## What this task involves
Read the records below and copy each line that contains "vente".

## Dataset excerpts
- - -

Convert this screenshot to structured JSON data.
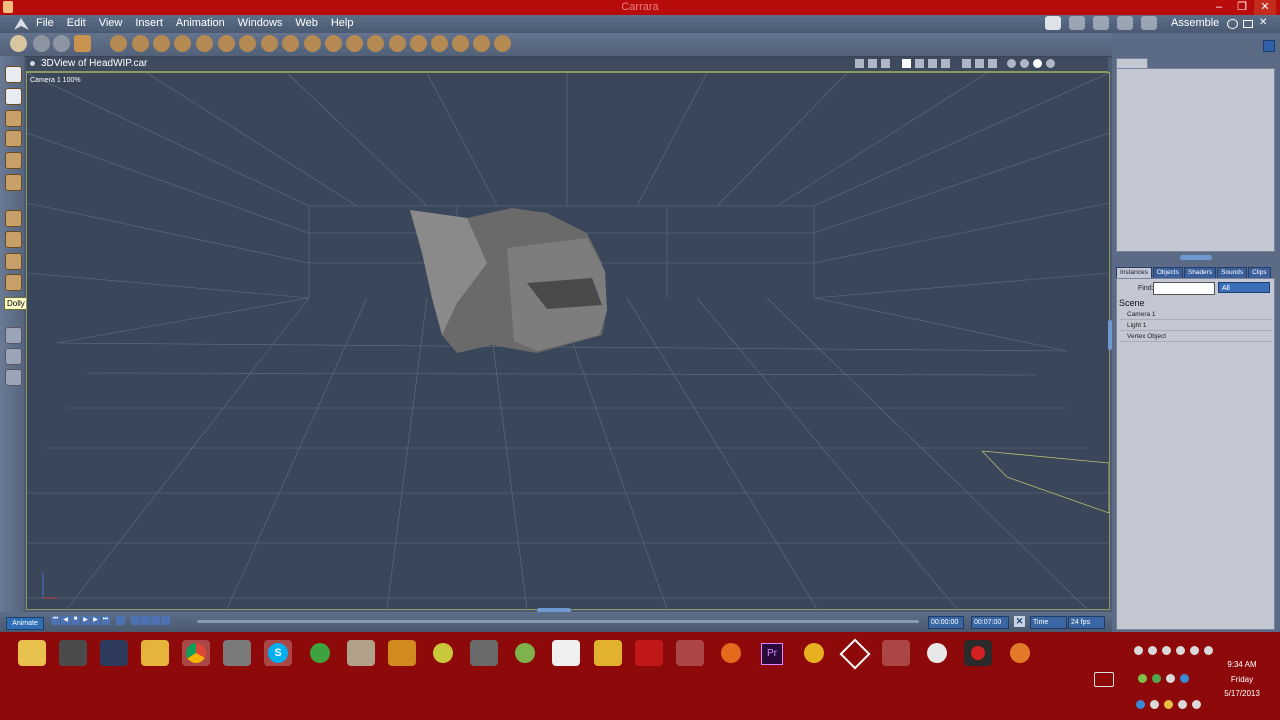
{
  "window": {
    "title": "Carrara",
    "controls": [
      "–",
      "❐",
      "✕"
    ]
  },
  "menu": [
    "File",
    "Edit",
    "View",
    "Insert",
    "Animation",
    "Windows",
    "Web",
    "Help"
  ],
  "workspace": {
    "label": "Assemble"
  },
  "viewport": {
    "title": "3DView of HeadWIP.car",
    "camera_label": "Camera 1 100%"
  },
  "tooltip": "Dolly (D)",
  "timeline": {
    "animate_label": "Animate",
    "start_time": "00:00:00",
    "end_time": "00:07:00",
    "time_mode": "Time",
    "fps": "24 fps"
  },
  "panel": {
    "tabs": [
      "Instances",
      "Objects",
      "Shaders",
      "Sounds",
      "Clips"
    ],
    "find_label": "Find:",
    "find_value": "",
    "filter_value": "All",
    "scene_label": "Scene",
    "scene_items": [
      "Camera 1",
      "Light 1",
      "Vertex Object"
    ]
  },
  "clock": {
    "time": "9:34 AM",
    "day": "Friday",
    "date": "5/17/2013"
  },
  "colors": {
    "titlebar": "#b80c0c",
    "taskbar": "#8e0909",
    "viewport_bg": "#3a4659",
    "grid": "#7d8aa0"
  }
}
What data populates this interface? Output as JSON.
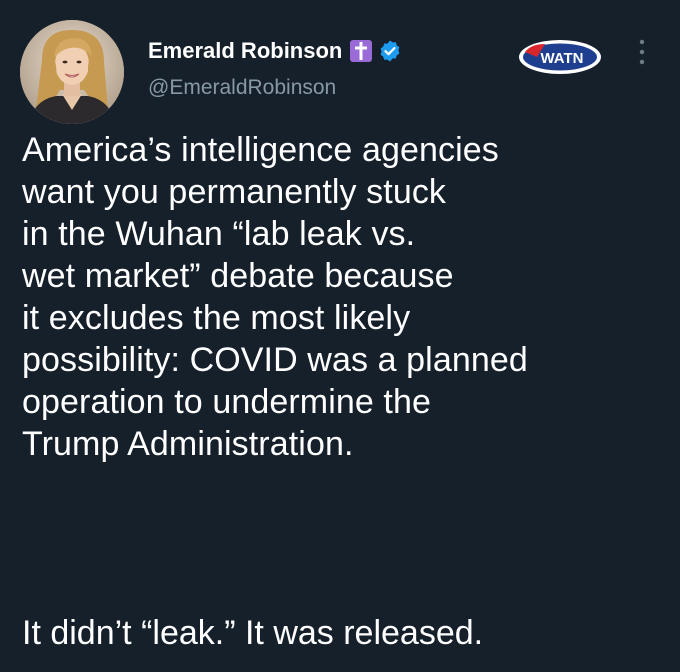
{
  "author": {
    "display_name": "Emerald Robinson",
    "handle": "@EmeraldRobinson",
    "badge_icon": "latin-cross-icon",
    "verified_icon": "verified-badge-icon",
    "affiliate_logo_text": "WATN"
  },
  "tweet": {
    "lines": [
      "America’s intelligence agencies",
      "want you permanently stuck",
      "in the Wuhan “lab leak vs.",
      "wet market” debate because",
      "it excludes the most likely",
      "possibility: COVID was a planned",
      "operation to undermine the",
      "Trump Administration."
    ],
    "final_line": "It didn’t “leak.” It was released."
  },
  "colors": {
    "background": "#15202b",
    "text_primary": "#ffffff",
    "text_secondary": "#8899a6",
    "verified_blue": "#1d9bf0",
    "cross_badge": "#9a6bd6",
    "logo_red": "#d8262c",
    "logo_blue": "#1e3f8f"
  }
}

- - -

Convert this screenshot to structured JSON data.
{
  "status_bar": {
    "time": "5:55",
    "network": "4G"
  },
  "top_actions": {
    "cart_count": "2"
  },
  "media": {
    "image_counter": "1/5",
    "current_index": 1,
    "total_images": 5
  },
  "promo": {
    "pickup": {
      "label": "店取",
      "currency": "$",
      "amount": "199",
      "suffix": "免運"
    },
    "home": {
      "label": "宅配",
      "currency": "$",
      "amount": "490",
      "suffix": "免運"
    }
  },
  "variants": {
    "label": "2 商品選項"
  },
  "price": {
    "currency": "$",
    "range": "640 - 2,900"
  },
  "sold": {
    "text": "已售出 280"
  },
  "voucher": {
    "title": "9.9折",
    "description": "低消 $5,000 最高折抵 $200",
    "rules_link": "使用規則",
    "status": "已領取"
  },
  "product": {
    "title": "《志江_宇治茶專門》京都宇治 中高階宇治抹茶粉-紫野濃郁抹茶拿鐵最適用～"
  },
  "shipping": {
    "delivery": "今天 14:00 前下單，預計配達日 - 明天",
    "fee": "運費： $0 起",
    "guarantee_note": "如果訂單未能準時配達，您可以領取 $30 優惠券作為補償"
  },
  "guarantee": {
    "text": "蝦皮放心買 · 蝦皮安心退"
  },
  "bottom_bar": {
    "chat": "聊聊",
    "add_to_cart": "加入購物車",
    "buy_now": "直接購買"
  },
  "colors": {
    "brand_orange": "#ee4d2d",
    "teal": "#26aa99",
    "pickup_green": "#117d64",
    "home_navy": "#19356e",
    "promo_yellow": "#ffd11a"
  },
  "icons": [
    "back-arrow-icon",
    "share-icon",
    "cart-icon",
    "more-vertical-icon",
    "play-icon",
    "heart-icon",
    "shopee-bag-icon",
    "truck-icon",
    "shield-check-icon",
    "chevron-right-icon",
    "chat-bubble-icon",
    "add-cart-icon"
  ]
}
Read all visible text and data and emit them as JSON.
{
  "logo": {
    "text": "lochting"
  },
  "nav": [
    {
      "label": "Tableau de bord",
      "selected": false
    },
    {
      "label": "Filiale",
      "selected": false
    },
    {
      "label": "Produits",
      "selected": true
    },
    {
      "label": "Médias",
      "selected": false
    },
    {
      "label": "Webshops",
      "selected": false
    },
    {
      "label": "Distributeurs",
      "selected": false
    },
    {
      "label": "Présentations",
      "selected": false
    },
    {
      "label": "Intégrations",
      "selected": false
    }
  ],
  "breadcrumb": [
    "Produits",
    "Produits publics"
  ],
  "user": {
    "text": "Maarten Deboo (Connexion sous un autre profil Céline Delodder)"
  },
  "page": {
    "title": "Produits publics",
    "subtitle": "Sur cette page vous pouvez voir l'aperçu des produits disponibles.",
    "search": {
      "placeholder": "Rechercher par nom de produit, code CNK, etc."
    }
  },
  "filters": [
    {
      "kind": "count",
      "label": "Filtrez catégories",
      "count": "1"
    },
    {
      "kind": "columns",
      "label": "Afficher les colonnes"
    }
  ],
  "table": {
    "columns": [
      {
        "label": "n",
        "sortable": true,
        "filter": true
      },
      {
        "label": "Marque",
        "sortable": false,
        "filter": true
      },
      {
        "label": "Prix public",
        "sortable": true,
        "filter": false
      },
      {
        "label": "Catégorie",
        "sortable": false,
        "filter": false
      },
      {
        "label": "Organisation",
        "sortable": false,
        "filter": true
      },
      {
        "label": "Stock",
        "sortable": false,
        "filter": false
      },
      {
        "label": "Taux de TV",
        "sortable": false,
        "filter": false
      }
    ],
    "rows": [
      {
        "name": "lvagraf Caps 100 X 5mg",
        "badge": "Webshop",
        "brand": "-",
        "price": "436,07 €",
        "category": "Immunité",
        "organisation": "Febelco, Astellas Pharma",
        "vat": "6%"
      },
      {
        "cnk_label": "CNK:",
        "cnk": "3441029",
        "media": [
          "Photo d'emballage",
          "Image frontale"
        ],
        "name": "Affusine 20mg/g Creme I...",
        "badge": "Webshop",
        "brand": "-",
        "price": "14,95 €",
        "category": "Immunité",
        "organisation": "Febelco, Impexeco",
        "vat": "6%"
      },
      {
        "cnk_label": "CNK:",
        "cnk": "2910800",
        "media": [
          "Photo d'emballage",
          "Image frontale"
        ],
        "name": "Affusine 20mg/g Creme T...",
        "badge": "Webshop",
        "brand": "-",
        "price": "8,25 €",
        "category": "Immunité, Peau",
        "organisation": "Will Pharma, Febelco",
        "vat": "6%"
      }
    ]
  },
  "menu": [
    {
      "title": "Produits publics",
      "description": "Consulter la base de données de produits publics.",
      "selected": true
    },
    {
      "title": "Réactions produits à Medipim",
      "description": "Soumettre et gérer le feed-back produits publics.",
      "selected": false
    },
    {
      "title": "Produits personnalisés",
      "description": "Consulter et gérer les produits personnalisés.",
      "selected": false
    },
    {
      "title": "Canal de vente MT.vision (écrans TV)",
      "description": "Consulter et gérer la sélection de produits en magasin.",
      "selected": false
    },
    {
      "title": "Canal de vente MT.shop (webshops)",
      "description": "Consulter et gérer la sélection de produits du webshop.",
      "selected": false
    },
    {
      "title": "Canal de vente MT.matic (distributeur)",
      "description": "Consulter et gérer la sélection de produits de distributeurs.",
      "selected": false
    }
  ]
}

- - -

## Task output
      "title": "Canal de vente MT.vision (écrans TV)",
      "title": "Canal de vente MT.shop (webshops)",
      "title": "Canal de vente MT.matic (distributeur)",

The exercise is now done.